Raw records
** begin **

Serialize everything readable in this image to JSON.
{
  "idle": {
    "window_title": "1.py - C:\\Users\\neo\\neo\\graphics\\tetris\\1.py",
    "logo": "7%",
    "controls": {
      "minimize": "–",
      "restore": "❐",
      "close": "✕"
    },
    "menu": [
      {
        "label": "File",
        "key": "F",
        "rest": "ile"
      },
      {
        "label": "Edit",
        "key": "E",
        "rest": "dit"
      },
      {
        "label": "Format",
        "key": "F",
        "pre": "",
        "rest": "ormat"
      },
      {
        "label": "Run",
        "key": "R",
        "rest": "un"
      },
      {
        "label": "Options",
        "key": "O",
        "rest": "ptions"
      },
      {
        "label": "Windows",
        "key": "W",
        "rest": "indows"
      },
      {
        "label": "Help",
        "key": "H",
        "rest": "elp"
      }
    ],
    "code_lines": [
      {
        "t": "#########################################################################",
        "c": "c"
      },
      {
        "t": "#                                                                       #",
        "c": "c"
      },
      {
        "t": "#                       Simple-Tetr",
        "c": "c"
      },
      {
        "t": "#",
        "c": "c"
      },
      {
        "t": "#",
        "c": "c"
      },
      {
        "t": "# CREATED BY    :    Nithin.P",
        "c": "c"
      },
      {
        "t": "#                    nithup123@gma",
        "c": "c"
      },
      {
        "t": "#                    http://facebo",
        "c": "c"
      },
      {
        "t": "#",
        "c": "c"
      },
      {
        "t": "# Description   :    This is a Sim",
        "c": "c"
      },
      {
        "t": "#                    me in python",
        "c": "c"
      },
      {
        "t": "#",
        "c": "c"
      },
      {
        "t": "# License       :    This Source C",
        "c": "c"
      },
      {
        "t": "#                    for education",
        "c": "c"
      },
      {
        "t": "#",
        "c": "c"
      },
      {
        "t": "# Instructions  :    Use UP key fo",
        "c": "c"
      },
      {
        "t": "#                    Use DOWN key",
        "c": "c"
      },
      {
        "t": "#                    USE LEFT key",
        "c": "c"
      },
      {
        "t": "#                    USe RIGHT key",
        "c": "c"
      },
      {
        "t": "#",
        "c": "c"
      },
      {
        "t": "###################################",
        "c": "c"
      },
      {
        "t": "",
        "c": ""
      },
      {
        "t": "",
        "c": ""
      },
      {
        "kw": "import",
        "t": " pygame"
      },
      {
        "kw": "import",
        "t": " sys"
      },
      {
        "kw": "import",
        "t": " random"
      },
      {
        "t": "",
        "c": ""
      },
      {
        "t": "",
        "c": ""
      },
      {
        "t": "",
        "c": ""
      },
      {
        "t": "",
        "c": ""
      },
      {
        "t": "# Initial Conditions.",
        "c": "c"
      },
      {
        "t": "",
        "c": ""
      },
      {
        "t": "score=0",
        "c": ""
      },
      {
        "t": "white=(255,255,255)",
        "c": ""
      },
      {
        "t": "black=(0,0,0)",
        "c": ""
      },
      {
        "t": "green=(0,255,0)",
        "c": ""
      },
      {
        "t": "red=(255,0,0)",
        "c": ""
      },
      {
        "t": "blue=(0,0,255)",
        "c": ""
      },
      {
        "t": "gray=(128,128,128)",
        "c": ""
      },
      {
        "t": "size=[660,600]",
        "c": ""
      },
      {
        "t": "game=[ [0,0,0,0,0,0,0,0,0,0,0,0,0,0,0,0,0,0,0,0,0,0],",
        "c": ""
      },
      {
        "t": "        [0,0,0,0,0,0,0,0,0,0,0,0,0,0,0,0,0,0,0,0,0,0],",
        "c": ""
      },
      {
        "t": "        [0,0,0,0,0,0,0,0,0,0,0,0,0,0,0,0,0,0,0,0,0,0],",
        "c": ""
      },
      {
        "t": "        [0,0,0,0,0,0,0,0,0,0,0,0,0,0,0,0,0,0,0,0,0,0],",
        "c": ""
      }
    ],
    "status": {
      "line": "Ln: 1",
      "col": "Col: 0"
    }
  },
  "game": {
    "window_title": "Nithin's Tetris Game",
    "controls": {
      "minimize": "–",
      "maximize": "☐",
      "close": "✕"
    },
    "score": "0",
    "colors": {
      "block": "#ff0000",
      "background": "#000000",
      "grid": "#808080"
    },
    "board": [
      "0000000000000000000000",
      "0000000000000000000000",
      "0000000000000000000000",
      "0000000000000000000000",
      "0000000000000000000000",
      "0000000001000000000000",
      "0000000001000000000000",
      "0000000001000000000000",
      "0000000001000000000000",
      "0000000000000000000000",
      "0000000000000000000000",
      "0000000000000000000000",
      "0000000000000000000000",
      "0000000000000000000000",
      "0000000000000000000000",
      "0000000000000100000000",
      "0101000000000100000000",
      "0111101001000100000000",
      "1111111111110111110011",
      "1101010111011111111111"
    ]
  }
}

** end **

Gather up every line in the data above that contains the word "Nithin", copying each one.

        "t": "# CREATED BY    :    Nithin.P",
    "window_title": "Nithin's Tetris Game",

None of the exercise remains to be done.